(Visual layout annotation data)
┌──
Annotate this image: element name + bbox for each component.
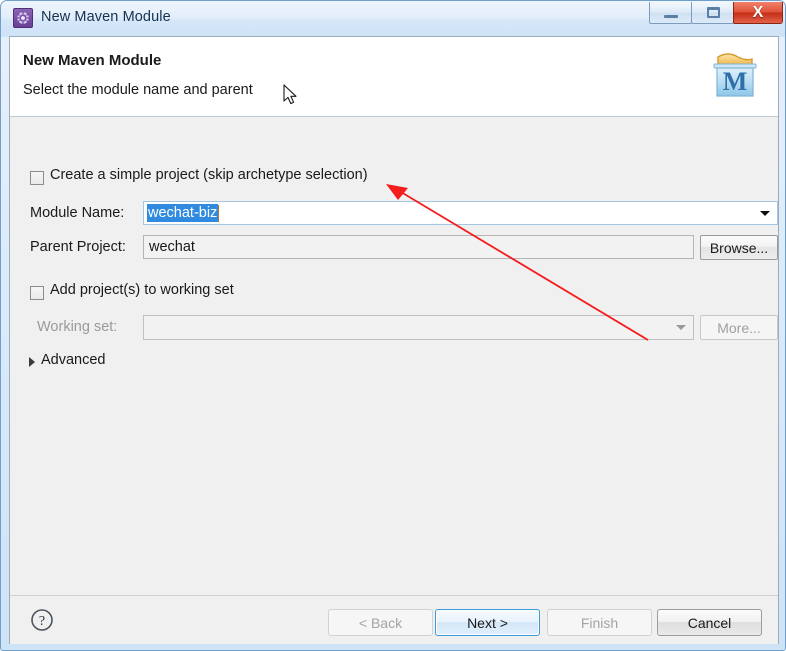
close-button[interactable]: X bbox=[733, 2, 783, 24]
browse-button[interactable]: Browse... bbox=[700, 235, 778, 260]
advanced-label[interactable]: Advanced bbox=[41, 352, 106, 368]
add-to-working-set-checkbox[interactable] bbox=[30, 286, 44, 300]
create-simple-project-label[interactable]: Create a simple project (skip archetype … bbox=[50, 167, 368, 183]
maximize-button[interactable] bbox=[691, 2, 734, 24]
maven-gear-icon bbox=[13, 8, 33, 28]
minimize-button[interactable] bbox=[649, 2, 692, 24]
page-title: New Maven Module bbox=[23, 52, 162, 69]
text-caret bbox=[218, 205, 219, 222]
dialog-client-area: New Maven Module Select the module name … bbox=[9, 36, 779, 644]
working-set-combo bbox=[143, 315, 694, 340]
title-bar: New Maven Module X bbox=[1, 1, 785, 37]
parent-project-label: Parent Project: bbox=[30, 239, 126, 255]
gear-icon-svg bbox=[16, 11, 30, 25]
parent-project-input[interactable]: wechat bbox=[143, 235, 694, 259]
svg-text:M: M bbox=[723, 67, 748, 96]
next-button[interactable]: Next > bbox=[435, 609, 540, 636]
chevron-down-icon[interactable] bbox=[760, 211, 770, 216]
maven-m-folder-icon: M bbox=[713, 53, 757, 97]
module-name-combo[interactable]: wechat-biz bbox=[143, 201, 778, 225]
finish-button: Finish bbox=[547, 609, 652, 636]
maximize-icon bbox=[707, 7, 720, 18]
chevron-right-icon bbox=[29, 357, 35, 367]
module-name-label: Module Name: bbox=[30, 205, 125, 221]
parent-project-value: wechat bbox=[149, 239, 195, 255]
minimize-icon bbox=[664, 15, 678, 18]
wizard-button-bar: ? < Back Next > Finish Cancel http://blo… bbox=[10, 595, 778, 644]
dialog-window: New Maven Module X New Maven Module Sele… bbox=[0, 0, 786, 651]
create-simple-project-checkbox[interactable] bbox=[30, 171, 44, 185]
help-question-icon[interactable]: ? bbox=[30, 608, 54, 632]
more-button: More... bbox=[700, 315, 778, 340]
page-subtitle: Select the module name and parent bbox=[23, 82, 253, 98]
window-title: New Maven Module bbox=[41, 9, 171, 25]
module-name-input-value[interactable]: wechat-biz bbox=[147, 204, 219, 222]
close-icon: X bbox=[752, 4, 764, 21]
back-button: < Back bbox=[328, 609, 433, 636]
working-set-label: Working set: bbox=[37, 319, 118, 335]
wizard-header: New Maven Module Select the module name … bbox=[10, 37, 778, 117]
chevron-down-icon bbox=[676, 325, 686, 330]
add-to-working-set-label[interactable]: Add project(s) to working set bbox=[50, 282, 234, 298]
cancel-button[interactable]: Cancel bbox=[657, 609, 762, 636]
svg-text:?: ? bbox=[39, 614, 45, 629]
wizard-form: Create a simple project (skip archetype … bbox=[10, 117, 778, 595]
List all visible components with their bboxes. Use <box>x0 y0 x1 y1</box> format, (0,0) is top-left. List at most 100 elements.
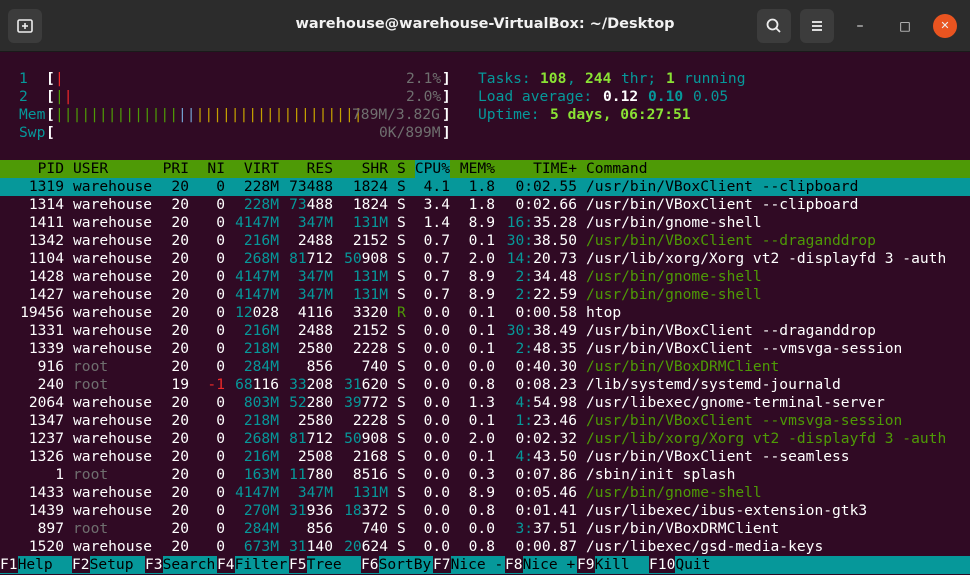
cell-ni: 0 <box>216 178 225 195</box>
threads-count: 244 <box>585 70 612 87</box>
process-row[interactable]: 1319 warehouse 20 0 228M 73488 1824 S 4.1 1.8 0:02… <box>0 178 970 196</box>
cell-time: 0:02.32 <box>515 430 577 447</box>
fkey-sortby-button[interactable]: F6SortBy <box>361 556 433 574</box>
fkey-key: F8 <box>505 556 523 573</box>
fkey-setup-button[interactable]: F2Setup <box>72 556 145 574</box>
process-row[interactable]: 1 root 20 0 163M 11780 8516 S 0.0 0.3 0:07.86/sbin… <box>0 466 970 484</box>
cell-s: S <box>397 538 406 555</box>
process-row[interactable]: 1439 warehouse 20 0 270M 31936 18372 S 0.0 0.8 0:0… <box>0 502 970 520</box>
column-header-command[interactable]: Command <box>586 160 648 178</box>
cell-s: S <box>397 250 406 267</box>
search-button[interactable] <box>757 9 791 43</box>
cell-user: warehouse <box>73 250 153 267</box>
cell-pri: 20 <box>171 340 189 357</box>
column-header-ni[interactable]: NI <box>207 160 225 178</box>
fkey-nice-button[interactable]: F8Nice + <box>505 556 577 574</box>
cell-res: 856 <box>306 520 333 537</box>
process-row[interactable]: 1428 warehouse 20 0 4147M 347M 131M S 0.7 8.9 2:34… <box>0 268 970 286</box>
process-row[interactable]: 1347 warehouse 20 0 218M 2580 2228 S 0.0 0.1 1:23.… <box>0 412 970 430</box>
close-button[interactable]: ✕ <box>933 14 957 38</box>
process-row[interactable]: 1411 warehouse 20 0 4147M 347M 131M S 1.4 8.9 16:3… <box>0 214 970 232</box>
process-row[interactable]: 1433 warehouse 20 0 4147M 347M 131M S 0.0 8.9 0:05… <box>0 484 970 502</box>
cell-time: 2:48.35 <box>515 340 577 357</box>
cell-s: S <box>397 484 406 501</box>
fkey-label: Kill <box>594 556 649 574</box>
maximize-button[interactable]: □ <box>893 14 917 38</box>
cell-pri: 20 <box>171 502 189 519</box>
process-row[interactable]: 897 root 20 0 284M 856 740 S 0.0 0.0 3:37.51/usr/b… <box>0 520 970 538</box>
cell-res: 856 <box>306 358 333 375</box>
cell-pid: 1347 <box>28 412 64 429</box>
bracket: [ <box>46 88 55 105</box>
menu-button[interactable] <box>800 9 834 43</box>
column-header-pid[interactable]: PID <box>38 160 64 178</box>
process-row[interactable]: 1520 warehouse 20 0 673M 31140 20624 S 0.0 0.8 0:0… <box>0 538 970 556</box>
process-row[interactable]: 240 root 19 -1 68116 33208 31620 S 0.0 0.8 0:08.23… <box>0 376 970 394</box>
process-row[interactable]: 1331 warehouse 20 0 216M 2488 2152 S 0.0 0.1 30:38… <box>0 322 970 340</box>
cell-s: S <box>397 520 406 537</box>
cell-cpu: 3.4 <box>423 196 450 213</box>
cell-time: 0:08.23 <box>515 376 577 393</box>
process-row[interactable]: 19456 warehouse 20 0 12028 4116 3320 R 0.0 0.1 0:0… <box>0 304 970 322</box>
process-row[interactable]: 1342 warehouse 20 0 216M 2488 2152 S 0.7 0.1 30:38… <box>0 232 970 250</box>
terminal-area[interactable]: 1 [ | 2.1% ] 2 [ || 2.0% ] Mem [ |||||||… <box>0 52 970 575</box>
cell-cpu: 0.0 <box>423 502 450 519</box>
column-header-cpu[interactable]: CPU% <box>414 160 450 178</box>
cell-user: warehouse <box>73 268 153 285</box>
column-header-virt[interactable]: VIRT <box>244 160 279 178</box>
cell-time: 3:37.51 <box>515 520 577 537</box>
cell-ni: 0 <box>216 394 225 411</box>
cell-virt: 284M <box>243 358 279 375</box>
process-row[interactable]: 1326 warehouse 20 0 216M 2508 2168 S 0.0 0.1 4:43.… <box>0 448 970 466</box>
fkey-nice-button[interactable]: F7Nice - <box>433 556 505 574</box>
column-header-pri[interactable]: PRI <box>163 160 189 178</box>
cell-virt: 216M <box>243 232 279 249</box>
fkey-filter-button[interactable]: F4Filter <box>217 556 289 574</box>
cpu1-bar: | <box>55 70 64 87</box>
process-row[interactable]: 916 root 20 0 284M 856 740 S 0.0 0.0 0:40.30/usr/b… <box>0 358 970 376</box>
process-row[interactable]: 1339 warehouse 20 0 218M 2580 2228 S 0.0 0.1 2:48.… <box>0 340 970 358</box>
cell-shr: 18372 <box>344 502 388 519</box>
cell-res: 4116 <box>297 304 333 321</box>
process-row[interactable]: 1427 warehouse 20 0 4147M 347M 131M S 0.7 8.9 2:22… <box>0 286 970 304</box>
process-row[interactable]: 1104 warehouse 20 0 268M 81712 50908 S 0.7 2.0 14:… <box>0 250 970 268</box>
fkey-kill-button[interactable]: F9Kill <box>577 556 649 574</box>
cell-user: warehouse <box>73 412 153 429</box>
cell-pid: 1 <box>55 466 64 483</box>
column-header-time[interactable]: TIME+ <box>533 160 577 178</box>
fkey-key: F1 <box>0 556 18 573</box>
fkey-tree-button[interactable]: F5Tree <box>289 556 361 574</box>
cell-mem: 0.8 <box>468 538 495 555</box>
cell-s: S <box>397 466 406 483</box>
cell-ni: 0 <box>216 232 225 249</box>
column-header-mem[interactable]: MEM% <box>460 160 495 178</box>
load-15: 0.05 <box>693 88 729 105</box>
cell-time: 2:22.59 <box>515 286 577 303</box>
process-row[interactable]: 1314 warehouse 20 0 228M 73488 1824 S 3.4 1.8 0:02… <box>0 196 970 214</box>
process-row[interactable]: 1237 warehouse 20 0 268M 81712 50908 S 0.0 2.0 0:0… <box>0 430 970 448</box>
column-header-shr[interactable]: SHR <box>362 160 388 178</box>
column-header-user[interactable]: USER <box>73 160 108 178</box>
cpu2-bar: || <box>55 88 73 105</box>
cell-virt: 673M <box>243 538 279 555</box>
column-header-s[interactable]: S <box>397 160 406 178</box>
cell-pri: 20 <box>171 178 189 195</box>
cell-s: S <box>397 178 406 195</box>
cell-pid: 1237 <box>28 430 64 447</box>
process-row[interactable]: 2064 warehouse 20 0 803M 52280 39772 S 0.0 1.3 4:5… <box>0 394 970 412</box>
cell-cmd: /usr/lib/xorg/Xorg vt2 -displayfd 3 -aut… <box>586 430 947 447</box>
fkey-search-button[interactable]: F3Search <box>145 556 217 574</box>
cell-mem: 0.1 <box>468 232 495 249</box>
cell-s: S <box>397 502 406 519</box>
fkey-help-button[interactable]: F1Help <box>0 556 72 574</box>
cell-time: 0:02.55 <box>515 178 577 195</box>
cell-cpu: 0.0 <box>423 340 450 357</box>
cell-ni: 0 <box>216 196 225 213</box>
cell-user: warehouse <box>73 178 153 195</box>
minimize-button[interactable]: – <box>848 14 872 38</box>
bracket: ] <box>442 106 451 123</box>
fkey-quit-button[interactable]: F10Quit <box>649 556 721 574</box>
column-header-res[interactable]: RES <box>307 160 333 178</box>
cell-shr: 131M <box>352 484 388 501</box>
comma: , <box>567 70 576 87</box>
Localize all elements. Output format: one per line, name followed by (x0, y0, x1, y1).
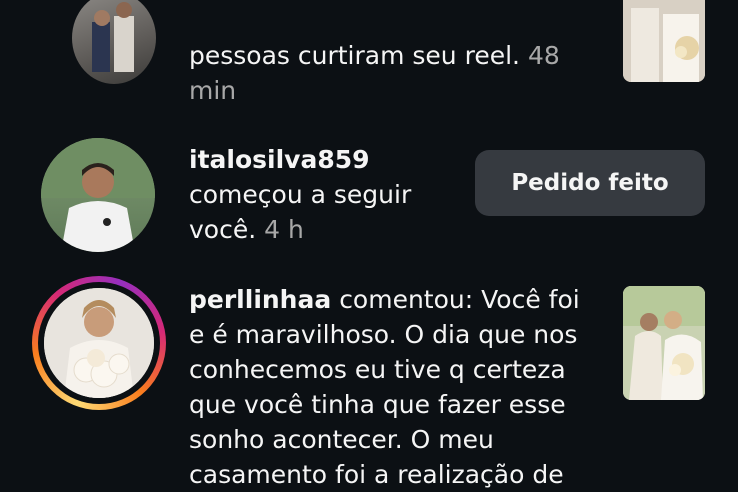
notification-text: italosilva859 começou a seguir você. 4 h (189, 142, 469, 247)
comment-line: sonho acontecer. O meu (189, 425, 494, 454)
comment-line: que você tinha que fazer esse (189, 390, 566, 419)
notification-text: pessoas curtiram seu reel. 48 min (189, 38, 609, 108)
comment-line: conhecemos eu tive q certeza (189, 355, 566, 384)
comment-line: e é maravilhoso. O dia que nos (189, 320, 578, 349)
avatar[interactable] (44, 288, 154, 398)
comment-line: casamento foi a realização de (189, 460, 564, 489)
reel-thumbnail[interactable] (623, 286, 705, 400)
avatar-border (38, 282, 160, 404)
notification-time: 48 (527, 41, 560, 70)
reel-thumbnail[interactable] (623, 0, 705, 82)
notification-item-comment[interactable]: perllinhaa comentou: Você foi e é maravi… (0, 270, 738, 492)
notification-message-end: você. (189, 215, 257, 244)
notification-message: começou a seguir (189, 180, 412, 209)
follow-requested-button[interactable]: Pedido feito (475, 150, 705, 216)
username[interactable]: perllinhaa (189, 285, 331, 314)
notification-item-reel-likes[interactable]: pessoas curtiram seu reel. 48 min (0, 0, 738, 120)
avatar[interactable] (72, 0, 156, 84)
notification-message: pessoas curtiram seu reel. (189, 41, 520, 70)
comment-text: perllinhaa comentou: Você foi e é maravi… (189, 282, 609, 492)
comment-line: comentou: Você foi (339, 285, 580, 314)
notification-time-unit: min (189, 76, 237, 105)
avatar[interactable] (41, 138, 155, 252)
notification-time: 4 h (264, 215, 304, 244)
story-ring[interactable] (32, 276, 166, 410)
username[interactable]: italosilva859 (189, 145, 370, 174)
└──
◆ Challenge
Copy the listing lines from the one containing "cell-ni: 0 <box>216 178 225 195</box>" through the one containing "column-header-ni[interactable]: NI <box>207", both included, with no changes.

◆ Answer to this problem
cell-ni: 0 <box>216 178 225 195</box>
threads-count: 244 <box>585 70 612 87</box>
process-row[interactable]: 1319 warehouse 20 0 228M 73488 1824 S 4.1 1.8 0:02… <box>0 178 970 196</box>
cell-time: 0:02.32 <box>515 430 577 447</box>
fkey-sortby-button[interactable]: F6SortBy <box>361 556 433 574</box>
fkey-key: F8 <box>505 556 523 573</box>
fkey-setup-button[interactable]: F2Setup <box>72 556 145 574</box>
process-row[interactable]: 1 root 20 0 163M 11780 8516 S 0.0 0.3 0:07.86/sbin… <box>0 466 970 484</box>
cell-s: S <box>397 538 406 555</box>
process-row[interactable]: 1439 warehouse 20 0 270M 31936 18372 S 0.0 0.8 0:0… <box>0 502 970 520</box>
column-header-command[interactable]: Command <box>586 160 648 178</box>
cell-s: S <box>397 250 406 267</box>
search-button[interactable] <box>757 9 791 43</box>
cell-user: warehouse <box>73 250 153 267</box>
cell-pri: 20 <box>171 340 189 357</box>
column-header-ni[interactable]: NI <box>207 160 225 178</box>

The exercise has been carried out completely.